* _What this task involves_
The records that follow need to be output exactly as they are.
----
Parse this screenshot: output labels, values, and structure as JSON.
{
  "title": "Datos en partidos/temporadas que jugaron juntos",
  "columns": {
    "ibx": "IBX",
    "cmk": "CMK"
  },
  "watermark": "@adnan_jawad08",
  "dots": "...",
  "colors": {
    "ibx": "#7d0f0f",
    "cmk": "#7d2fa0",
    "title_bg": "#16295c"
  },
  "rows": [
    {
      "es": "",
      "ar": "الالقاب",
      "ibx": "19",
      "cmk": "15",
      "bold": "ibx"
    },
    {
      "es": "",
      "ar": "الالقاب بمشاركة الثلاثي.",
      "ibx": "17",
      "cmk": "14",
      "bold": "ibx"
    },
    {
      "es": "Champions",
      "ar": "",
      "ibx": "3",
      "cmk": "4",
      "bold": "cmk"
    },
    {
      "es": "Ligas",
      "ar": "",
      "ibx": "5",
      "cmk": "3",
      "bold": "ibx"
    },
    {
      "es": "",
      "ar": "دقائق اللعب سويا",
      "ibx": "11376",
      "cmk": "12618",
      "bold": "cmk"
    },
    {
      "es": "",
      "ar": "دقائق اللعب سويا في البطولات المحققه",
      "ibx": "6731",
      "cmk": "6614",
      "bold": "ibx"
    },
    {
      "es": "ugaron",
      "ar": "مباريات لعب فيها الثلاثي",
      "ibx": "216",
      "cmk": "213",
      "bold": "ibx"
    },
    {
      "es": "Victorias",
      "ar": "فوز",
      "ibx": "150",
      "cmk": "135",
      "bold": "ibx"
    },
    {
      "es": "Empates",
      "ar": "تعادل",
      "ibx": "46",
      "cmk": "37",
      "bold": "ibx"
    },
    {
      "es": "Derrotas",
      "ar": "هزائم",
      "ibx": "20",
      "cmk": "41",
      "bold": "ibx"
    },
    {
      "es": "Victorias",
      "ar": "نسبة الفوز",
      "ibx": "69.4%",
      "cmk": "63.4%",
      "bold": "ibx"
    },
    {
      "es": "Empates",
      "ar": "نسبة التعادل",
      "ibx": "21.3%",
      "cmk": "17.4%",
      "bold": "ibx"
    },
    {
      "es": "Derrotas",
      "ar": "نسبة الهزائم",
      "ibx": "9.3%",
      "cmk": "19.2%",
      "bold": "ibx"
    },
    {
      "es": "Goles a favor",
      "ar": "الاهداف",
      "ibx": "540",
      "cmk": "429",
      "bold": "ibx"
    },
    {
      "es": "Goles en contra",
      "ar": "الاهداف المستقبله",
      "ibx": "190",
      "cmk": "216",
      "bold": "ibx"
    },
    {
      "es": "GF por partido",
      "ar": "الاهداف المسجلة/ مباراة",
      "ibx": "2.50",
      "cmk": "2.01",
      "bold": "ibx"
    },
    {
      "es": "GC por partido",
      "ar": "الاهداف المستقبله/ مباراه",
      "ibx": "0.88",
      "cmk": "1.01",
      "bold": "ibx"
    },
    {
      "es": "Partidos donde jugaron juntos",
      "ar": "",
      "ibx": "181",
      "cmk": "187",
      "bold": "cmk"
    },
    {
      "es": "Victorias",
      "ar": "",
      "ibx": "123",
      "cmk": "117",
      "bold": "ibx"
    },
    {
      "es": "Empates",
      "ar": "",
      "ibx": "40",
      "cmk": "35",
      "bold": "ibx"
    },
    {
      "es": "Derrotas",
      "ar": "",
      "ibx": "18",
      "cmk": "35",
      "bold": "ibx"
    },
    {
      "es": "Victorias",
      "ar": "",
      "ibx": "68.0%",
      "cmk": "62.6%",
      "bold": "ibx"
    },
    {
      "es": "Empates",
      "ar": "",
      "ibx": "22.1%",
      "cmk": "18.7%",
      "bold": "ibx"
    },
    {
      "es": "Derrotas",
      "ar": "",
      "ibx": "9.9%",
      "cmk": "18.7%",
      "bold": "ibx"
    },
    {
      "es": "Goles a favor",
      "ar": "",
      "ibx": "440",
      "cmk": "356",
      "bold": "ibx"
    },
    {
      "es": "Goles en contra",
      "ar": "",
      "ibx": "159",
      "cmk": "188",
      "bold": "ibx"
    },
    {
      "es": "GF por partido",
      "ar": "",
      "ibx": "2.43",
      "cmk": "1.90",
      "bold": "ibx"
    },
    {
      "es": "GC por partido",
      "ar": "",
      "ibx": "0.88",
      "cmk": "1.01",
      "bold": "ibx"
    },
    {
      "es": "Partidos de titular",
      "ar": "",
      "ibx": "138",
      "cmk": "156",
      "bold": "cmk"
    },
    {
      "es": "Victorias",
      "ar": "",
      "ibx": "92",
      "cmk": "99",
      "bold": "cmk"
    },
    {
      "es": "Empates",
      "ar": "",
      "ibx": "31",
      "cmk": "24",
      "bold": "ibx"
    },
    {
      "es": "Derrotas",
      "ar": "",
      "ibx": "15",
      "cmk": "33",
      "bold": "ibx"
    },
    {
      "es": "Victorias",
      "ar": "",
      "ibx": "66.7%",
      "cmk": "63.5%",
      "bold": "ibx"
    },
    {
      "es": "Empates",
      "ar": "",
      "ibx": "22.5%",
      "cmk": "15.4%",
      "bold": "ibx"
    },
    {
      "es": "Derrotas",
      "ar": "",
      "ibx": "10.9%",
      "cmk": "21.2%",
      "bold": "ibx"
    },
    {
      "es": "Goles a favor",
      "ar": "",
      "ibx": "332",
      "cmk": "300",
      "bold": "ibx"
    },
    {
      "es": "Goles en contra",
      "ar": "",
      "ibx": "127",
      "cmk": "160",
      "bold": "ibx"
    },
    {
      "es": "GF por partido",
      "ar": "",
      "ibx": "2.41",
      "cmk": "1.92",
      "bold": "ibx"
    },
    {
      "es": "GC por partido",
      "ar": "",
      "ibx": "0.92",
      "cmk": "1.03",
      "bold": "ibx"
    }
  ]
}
----
* _Task response_
Parse this screenshot: output labels, values, and structure as JSON.
{
  "title": "Datos en partidos/temporadas que jugaron juntos",
  "columns": {
    "ibx": "IBX",
    "cmk": "CMK"
  },
  "watermark": "@adnan_jawad08",
  "dots": "...",
  "colors": {
    "ibx": "#7d0f0f",
    "cmk": "#7d2fa0",
    "title_bg": "#16295c"
  },
  "rows": [
    {
      "es": "",
      "ar": "الالقاب",
      "ibx": "19",
      "cmk": "15",
      "bold": "ibx"
    },
    {
      "es": "",
      "ar": "الالقاب بمشاركة الثلاثي.",
      "ibx": "17",
      "cmk": "14",
      "bold": "ibx"
    },
    {
      "es": "Champions",
      "ar": "",
      "ibx": "3",
      "cmk": "4",
      "bold": "cmk"
    },
    {
      "es": "Ligas",
      "ar": "",
      "ibx": "5",
      "cmk": "3",
      "bold": "ibx"
    },
    {
      "es": "",
      "ar": "دقائق اللعب سويا",
      "ibx": "11376",
      "cmk": "12618",
      "bold": "cmk"
    },
    {
      "es": "",
      "ar": "دقائق اللعب سويا في البطولات المحققه",
      "ibx": "6731",
      "cmk": "6614",
      "bold": "ibx"
    },
    {
      "es": "ugaron",
      "ar": "مباريات لعب فيها الثلاثي",
      "ibx": "216",
      "cmk": "213",
      "bold": "ibx"
    },
    {
      "es": "Victorias",
      "ar": "فوز",
      "ibx": "150",
      "cmk": "135",
      "bold": "ibx"
    },
    {
      "es": "Empates",
      "ar": "تعادل",
      "ibx": "46",
      "cmk": "37",
      "bold": "ibx"
    },
    {
      "es": "Derrotas",
      "ar": "هزائم",
      "ibx": "20",
      "cmk": "41",
      "bold": "ibx"
    },
    {
      "es": "Victorias",
      "ar": "نسبة الفوز",
      "ibx": "69.4%",
      "cmk": "63.4%",
      "bold": "ibx"
    },
    {
      "es": "Empates",
      "ar": "نسبة التعادل",
      "ibx": "21.3%",
      "cmk": "17.4%",
      "bold": "ibx"
    },
    {
      "es": "Derrotas",
      "ar": "نسبة الهزائم",
      "ibx": "9.3%",
      "cmk": "19.2%",
      "bold": "ibx"
    },
    {
      "es": "Goles a favor",
      "ar": "الاهداف",
      "ibx": "540",
      "cmk": "429",
      "bold": "ibx"
    },
    {
      "es": "Goles en contra",
      "ar": "الاهداف المستقبله",
      "ibx": "190",
      "cmk": "216",
      "bold": "ibx"
    },
    {
      "es": "GF por partido",
      "ar": "الاهداف المسجلة/ مباراة",
      "ibx": "2.50",
      "cmk": "2.01",
      "bold": "ibx"
    },
    {
      "es": "GC por partido",
      "ar": "الاهداف المستقبله/ مباراه",
      "ibx": "0.88",
      "cmk": "1.01",
      "bold": "ibx"
    },
    {
      "es": "Partidos donde jugaron juntos",
      "ar": "",
      "ibx": "181",
      "cmk": "187",
      "bold": "cmk"
    },
    {
      "es": "Victorias",
      "ar": "",
      "ibx": "123",
      "cmk": "117",
      "bold": "ibx"
    },
    {
      "es": "Empates",
      "ar": "",
      "ibx": "40",
      "cmk": "35",
      "bold": "ibx"
    },
    {
      "es": "Derrotas",
      "ar": "",
      "ibx": "18",
      "cmk": "35",
      "bold": "ibx"
    },
    {
      "es": "Victorias",
      "ar": "",
      "ibx": "68.0%",
      "cmk": "62.6%",
      "bold": "ibx"
    },
    {
      "es": "Empates",
      "ar": "",
      "ibx": "22.1%",
      "cmk": "18.7%",
      "bold": "ibx"
    },
    {
      "es": "Derrotas",
      "ar": "",
      "ibx": "9.9%",
      "cmk": "18.7%",
      "bold": "ibx"
    },
    {
      "es": "Goles a favor",
      "ar": "",
      "ibx": "440",
      "cmk": "356",
      "bold": "ibx"
    },
    {
      "es": "Goles en contra",
      "ar": "",
      "ibx": "159",
      "cmk": "188",
      "bold": "ibx"
    },
    {
      "es": "GF por partido",
      "ar": "",
      "ibx": "2.43",
      "cmk": "1.90",
      "bold": "ibx"
    },
    {
      "es": "GC por partido",
      "ar": "",
      "ibx": "0.88",
      "cmk": "1.01",
      "bold": "ibx"
    },
    {
      "es": "Partidos de titular",
      "ar": "",
      "ibx": "138",
      "cmk": "156",
      "bold": "cmk"
    },
    {
      "es": "Victorias",
      "ar": "",
      "ibx": "92",
      "cmk": "99",
      "bold": "cmk"
    },
    {
      "es": "Empates",
      "ar": "",
      "ibx": "31",
      "cmk": "24",
      "bold": "ibx"
    },
    {
      "es": "Derrotas",
      "ar": "",
      "ibx": "15",
      "cmk": "33",
      "bold": "ibx"
    },
    {
      "es": "Victorias",
      "ar": "",
      "ibx": "66.7%",
      "cmk": "63.5%",
      "bold": "ibx"
    },
    {
      "es": "Empates",
      "ar": "",
      "ibx": "22.5%",
      "cmk": "15.4%",
      "bold": "ibx"
    },
    {
      "es": "Derrotas",
      "ar": "",
      "ibx": "10.9%",
      "cmk": "21.2%",
      "bold": "ibx"
    },
    {
      "es": "Goles a favor",
      "ar": "",
      "ibx": "332",
      "cmk": "300",
      "bold": "ibx"
    },
    {
      "es": "Goles en contra",
      "ar": "",
      "ibx": "127",
      "cmk": "160",
      "bold": "ibx"
    },
    {
      "es": "GF por partido",
      "ar": "",
      "ibx": "2.41",
      "cmk": "1.92",
      "bold": "ibx"
    },
    {
      "es": "GC por partido",
      "ar": "",
      "ibx": "0.92",
      "cmk": "1.03",
      "bold": "ibx"
    }
  ]
}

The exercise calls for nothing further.